begin
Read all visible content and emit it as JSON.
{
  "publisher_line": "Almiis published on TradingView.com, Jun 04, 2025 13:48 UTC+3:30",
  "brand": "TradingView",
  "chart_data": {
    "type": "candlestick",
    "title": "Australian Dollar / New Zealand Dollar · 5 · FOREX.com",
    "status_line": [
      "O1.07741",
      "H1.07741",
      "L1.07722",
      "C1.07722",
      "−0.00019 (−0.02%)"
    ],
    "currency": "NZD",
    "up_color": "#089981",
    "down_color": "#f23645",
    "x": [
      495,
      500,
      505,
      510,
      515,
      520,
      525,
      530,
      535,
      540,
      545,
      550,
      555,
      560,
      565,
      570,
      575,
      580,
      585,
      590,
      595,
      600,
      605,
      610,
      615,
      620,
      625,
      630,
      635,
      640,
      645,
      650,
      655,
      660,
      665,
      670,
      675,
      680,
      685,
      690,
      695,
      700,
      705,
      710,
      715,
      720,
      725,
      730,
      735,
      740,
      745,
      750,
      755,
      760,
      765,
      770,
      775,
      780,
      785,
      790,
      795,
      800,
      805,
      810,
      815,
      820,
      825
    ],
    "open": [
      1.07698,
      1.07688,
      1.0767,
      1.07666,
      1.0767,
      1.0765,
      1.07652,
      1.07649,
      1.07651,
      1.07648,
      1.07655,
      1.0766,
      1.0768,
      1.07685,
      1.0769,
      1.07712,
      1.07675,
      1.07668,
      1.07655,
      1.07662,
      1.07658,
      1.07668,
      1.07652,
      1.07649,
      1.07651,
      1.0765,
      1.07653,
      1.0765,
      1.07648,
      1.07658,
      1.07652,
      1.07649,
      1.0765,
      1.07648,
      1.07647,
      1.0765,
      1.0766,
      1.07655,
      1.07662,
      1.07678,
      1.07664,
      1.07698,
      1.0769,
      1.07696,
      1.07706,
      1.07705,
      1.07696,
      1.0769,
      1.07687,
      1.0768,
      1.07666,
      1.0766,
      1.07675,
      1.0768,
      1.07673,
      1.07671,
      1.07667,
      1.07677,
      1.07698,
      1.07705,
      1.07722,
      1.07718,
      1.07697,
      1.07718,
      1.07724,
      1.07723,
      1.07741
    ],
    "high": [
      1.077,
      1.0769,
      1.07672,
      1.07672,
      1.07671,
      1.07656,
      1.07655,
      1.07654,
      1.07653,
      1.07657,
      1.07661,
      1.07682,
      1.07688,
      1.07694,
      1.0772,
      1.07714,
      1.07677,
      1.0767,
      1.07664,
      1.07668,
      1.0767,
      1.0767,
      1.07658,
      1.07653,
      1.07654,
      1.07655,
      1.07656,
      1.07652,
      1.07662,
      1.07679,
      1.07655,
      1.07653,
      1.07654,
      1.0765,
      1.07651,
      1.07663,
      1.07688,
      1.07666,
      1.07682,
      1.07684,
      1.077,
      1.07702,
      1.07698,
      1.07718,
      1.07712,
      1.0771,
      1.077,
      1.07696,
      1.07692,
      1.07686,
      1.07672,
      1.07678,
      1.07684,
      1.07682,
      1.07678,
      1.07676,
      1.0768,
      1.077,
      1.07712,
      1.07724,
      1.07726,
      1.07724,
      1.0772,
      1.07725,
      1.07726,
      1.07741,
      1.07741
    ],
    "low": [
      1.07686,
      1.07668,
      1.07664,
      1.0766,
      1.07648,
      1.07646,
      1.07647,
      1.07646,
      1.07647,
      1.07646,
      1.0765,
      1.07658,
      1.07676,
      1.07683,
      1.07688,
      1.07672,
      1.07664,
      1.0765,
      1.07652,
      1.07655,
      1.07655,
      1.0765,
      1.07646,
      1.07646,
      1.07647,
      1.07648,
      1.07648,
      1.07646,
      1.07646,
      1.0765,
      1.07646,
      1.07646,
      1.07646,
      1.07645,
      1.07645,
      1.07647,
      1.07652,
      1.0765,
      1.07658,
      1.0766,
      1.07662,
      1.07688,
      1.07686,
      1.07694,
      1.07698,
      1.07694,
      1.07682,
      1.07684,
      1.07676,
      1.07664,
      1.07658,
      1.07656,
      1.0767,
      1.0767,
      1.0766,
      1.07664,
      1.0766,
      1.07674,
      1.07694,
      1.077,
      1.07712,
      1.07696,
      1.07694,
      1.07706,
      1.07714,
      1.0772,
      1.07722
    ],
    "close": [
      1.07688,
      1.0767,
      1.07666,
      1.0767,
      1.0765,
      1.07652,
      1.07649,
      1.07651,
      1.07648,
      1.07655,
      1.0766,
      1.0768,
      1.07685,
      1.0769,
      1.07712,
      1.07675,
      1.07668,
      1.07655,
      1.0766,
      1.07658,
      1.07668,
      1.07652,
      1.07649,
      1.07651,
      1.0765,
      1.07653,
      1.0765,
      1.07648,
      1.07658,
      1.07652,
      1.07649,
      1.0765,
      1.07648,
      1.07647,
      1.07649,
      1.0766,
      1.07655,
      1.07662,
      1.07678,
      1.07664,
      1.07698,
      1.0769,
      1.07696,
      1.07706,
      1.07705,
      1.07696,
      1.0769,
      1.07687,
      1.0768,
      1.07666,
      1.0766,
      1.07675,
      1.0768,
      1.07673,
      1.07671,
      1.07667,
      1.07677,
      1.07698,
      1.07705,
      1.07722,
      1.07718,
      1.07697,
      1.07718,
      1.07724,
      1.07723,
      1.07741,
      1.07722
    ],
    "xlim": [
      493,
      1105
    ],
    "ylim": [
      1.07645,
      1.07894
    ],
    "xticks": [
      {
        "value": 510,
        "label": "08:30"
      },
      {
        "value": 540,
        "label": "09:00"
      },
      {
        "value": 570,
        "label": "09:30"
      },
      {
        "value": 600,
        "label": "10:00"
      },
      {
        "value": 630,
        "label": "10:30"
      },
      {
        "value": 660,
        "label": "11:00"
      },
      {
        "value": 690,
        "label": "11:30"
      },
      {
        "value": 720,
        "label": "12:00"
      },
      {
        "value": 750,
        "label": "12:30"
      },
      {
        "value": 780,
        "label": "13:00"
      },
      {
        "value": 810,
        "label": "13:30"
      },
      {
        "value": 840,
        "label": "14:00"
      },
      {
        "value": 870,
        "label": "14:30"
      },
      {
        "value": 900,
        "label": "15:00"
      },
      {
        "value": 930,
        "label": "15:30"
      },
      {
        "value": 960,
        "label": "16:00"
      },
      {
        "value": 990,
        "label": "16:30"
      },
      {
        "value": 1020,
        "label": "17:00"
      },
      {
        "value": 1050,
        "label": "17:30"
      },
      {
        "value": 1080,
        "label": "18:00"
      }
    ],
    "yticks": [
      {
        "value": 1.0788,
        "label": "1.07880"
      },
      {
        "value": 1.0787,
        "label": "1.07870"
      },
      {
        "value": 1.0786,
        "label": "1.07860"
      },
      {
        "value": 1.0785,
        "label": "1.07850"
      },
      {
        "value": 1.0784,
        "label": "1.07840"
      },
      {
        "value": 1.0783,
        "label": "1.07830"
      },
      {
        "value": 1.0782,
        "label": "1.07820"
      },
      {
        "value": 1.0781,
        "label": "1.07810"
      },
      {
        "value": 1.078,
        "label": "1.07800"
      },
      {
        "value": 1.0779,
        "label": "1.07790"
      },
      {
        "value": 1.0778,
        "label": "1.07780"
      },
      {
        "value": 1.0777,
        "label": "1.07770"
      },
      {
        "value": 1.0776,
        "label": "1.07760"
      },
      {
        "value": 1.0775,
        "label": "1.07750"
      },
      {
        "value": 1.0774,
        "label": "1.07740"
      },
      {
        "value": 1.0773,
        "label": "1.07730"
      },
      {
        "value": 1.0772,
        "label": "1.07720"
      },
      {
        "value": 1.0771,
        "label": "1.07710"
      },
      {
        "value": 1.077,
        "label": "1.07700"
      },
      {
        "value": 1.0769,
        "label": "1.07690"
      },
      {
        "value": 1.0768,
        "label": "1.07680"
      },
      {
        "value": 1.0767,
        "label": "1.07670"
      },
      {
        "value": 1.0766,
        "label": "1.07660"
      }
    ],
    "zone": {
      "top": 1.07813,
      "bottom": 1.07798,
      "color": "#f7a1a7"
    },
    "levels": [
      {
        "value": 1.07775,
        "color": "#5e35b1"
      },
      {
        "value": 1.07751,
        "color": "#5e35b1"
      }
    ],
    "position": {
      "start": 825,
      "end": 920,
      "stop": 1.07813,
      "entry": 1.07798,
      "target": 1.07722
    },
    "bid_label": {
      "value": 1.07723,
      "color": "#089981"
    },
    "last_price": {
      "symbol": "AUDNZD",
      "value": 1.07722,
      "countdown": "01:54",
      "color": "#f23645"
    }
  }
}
end
## [TASK TO CARRY OUT]
Report only how many lines of the listing hold the word "TradingView".

## [SOLUTION]
2